Problem details: Exact reproduction is required for all entries.

++++ Supplied data

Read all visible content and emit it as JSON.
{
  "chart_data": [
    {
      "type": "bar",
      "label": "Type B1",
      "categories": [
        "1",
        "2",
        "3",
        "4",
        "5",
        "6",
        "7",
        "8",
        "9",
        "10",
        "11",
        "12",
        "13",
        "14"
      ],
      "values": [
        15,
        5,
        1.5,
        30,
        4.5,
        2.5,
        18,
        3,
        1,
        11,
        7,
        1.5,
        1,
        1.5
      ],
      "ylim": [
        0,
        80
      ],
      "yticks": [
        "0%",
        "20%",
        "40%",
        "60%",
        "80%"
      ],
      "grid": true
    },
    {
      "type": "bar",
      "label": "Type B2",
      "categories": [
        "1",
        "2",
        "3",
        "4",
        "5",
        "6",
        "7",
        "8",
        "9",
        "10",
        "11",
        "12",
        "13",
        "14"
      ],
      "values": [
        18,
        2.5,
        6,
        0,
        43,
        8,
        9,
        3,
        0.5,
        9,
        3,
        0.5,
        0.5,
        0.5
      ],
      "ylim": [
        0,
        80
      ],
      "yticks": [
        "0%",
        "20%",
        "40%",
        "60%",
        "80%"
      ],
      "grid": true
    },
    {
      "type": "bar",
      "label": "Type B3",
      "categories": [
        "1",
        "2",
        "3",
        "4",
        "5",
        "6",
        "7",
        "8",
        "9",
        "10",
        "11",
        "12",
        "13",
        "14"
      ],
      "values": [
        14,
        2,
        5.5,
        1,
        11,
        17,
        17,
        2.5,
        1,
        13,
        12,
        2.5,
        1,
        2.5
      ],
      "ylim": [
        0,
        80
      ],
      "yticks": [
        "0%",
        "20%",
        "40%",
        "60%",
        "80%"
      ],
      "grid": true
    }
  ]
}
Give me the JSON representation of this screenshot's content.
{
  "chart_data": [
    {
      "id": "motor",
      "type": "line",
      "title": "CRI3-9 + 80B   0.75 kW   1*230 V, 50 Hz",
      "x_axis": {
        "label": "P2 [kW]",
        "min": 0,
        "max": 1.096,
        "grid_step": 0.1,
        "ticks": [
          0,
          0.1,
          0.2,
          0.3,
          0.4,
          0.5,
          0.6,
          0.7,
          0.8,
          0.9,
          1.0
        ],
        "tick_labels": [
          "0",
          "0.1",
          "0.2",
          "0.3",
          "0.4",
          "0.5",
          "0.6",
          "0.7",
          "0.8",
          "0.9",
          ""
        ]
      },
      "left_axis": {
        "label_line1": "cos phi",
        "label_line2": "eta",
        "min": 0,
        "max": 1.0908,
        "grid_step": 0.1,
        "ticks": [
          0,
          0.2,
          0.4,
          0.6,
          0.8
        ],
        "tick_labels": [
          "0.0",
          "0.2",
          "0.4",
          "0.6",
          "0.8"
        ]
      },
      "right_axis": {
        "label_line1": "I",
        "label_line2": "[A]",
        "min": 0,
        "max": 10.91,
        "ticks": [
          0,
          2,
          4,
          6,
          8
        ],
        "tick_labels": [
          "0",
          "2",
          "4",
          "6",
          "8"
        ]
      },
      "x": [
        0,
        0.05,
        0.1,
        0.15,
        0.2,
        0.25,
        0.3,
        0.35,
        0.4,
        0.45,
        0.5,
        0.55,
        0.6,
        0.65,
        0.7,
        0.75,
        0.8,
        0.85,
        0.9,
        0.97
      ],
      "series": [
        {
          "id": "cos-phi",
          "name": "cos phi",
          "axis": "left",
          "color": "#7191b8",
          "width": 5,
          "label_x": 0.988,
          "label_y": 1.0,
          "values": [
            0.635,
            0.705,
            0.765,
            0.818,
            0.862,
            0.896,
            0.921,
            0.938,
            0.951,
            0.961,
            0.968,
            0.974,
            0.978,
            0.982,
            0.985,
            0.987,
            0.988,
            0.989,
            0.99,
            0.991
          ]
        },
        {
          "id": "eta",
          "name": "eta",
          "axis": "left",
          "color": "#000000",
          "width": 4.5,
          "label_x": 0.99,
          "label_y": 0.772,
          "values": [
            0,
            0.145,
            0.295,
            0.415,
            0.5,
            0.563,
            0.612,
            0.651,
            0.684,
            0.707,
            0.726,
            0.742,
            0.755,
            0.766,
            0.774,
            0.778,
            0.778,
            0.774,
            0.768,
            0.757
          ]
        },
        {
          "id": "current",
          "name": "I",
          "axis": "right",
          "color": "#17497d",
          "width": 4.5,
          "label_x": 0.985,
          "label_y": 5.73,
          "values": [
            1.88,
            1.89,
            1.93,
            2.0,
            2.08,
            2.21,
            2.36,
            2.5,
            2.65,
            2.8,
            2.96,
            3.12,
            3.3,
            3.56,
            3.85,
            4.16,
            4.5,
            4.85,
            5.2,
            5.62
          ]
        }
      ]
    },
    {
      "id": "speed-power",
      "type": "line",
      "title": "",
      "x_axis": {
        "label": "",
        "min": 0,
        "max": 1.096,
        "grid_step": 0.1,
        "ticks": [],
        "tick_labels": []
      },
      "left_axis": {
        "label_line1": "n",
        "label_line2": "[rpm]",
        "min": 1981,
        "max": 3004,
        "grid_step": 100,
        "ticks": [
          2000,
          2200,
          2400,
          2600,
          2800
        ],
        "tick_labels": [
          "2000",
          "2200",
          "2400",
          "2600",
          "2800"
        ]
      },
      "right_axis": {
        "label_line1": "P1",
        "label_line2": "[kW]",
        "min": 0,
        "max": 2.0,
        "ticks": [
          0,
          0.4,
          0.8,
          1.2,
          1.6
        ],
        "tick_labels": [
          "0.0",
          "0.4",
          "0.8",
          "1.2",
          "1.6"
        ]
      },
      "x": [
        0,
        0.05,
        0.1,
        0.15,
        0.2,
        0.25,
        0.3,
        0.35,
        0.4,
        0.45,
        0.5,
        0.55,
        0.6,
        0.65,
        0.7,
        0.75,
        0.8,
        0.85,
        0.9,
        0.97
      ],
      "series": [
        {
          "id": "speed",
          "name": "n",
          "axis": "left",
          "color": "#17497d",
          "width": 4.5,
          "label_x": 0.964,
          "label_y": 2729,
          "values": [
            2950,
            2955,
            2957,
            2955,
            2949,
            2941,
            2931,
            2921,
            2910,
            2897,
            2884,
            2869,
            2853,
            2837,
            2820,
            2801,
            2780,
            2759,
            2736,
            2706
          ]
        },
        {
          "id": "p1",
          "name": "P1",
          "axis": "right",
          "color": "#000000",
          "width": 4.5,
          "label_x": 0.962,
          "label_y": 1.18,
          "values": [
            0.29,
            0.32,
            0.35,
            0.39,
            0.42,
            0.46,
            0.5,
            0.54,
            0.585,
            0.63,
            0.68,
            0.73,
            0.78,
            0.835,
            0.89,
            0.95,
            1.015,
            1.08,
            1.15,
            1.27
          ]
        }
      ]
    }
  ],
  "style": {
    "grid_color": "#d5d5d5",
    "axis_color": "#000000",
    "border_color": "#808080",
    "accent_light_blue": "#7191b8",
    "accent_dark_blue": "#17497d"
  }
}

++++++++

Expected output:
Read all visible content and emit it as JSON.
{
  "chart_data": [
    {
      "type": "bar",
      "label": "Type B1",
      "categories": [
        "1",
        "2",
        "3",
        "4",
        "5",
        "6",
        "7",
        "8",
        "9",
        "10",
        "11",
        "12",
        "13",
        "14"
      ],
      "values": [
        15,
        5,
        1.5,
        30,
        4.5,
        2.5,
        18,
        3,
        1,
        11,
        7,
        1.5,
        1,
        1.5
      ],
      "ylim": [
        0,
        80
      ],
      "yticks": [
        "0%",
        "20%",
        "40%",
        "60%",
        "80%"
      ],
      "grid": true
    },
    {
      "type": "bar",
      "label": "Type B2",
      "categories": [
        "1",
        "2",
        "3",
        "4",
        "5",
        "6",
        "7",
        "8",
        "9",
        "10",
        "11",
        "12",
        "13",
        "14"
      ],
      "values": [
        18,
        2.5,
        6,
        0,
        43,
        8,
        9,
        3,
        0.5,
        9,
        3,
        0.5,
        0.5,
        0.5
      ],
      "ylim": [
        0,
        80
      ],
      "yticks": [
        "0%",
        "20%",
        "40%",
        "60%",
        "80%"
      ],
      "grid": true
    },
    {
      "type": "bar",
      "label": "Type B3",
      "categories": [
        "1",
        "2",
        "3",
        "4",
        "5",
        "6",
        "7",
        "8",
        "9",
        "10",
        "11",
        "12",
        "13",
        "14"
      ],
      "values": [
        14,
        2,
        5.5,
        1,
        11,
        17,
        17,
        2.5,
        1,
        13,
        12,
        2.5,
        1,
        2.5
      ],
      "ylim": [
        0,
        80
      ],
      "yticks": [
        "0%",
        "20%",
        "40%",
        "60%",
        "80%"
      ],
      "grid": true
    }
  ]
}
Give me the JSON representation of this screenshot's content.
{
  "chart_data": [
    {
      "id": "motor",
      "type": "line",
      "title": "CRI3-9 + 80B   0.75 kW   1*230 V, 50 Hz",
      "x_axis": {
        "label": "P2 [kW]",
        "min": 0,
        "max": 1.096,
        "grid_step": 0.1,
        "ticks": [
          0,
          0.1,
          0.2,
          0.3,
          0.4,
          0.5,
          0.6,
          0.7,
          0.8,
          0.9,
          1.0
        ],
        "tick_labels": [
          "0",
          "0.1",
          "0.2",
          "0.3",
          "0.4",
          "0.5",
          "0.6",
          "0.7",
          "0.8",
          "0.9",
          ""
        ]
      },
      "left_axis": {
        "label_line1": "cos phi",
        "label_line2": "eta",
        "min": 0,
        "max": 1.0908,
        "grid_step": 0.1,
        "ticks": [
          0,
          0.2,
          0.4,
          0.6,
          0.8
        ],
        "tick_labels": [
          "0.0",
          "0.2",
          "0.4",
          "0.6",
          "0.8"
        ]
      },
      "right_axis": {
        "label_line1": "I",
        "label_line2": "[A]",
        "min": 0,
        "max": 10.91,
        "ticks": [
          0,
          2,
          4,
          6,
          8
        ],
        "tick_labels": [
          "0",
          "2",
          "4",
          "6",
          "8"
        ]
      },
      "x": [
        0,
        0.05,
        0.1,
        0.15,
        0.2,
        0.25,
        0.3,
        0.35,
        0.4,
        0.45,
        0.5,
        0.55,
        0.6,
        0.65,
        0.7,
        0.75,
        0.8,
        0.85,
        0.9,
        0.97
      ],
      "series": [
        {
          "id": "cos-phi",
          "name": "cos phi",
          "axis": "left",
          "color": "#7191b8",
          "width": 5,
          "label_x": 0.988,
          "label_y": 1.0,
          "values": [
            0.635,
            0.705,
            0.765,
            0.818,
            0.862,
            0.896,
            0.921,
            0.938,
            0.951,
            0.961,
            0.968,
            0.974,
            0.978,
            0.982,
            0.985,
            0.987,
            0.988,
            0.989,
            0.99,
            0.991
          ]
        },
        {
          "id": "eta",
          "name": "eta",
          "axis": "left",
          "color": "#000000",
          "width": 4.5,
          "label_x": 0.99,
          "label_y": 0.772,
          "values": [
            0,
            0.145,
            0.295,
            0.415,
            0.5,
            0.563,
            0.612,
            0.651,
            0.684,
            0.707,
            0.726,
            0.742,
            0.755,
            0.766,
            0.774,
            0.778,
            0.778,
            0.774,
            0.768,
            0.757
          ]
        },
        {
          "id": "current",
          "name": "I",
          "axis": "right",
          "color": "#17497d",
          "width": 4.5,
          "label_x": 0.985,
          "label_y": 5.73,
          "values": [
            1.88,
            1.89,
            1.93,
            2.0,
            2.08,
            2.21,
            2.36,
            2.5,
            2.65,
            2.8,
            2.96,
            3.12,
            3.3,
            3.56,
            3.85,
            4.16,
            4.5,
            4.85,
            5.2,
            5.62
          ]
        }
      ]
    },
    {
      "id": "speed-power",
      "type": "line",
      "title": "",
      "x_axis": {
        "label": "",
        "min": 0,
        "max": 1.096,
        "grid_step": 0.1,
        "ticks": [],
        "tick_labels": []
      },
      "left_axis": {
        "label_line1": "n",
        "label_line2": "[rpm]",
        "min": 1981,
        "max": 3004,
        "grid_step": 100,
        "ticks": [
          2000,
          2200,
          2400,
          2600,
          2800
        ],
        "tick_labels": [
          "2000",
          "2200",
          "2400",
          "2600",
          "2800"
        ]
      },
      "right_axis": {
        "label_line1": "P1",
        "label_line2": "[kW]",
        "min": 0,
        "max": 2.0,
        "ticks": [
          0,
          0.4,
          0.8,
          1.2,
          1.6
        ],
        "tick_labels": [
          "0.0",
          "0.4",
          "0.8",
          "1.2",
          "1.6"
        ]
      },
      "x": [
        0,
        0.05,
        0.1,
        0.15,
        0.2,
        0.25,
        0.3,
        0.35,
        0.4,
        0.45,
        0.5,
        0.55,
        0.6,
        0.65,
        0.7,
        0.75,
        0.8,
        0.85,
        0.9,
        0.97
      ],
      "series": [
        {
          "id": "speed",
          "name": "n",
          "axis": "left",
          "color": "#17497d",
          "width": 4.5,
          "label_x": 0.964,
          "label_y": 2729,
          "values": [
            2950,
            2955,
            2957,
            2955,
            2949,
            2941,
            2931,
            2921,
            2910,
            2897,
            2884,
            2869,
            2853,
            2837,
            2820,
            2801,
            2780,
            2759,
            2736,
            2706
          ]
        },
        {
          "id": "p1",
          "name": "P1",
          "axis": "right",
          "color": "#000000",
          "width": 4.5,
          "label_x": 0.962,
          "label_y": 1.18,
          "values": [
            0.29,
            0.32,
            0.35,
            0.39,
            0.42,
            0.46,
            0.5,
            0.54,
            0.585,
            0.63,
            0.68,
            0.73,
            0.78,
            0.835,
            0.89,
            0.95,
            1.015,
            1.08,
            1.15,
            1.27
          ]
        }
      ]
    }
  ],
  "style": {
    "grid_color": "#d5d5d5",
    "axis_color": "#000000",
    "border_color": "#808080",
    "accent_light_blue": "#7191b8",
    "accent_dark_blue": "#17497d"
  }
}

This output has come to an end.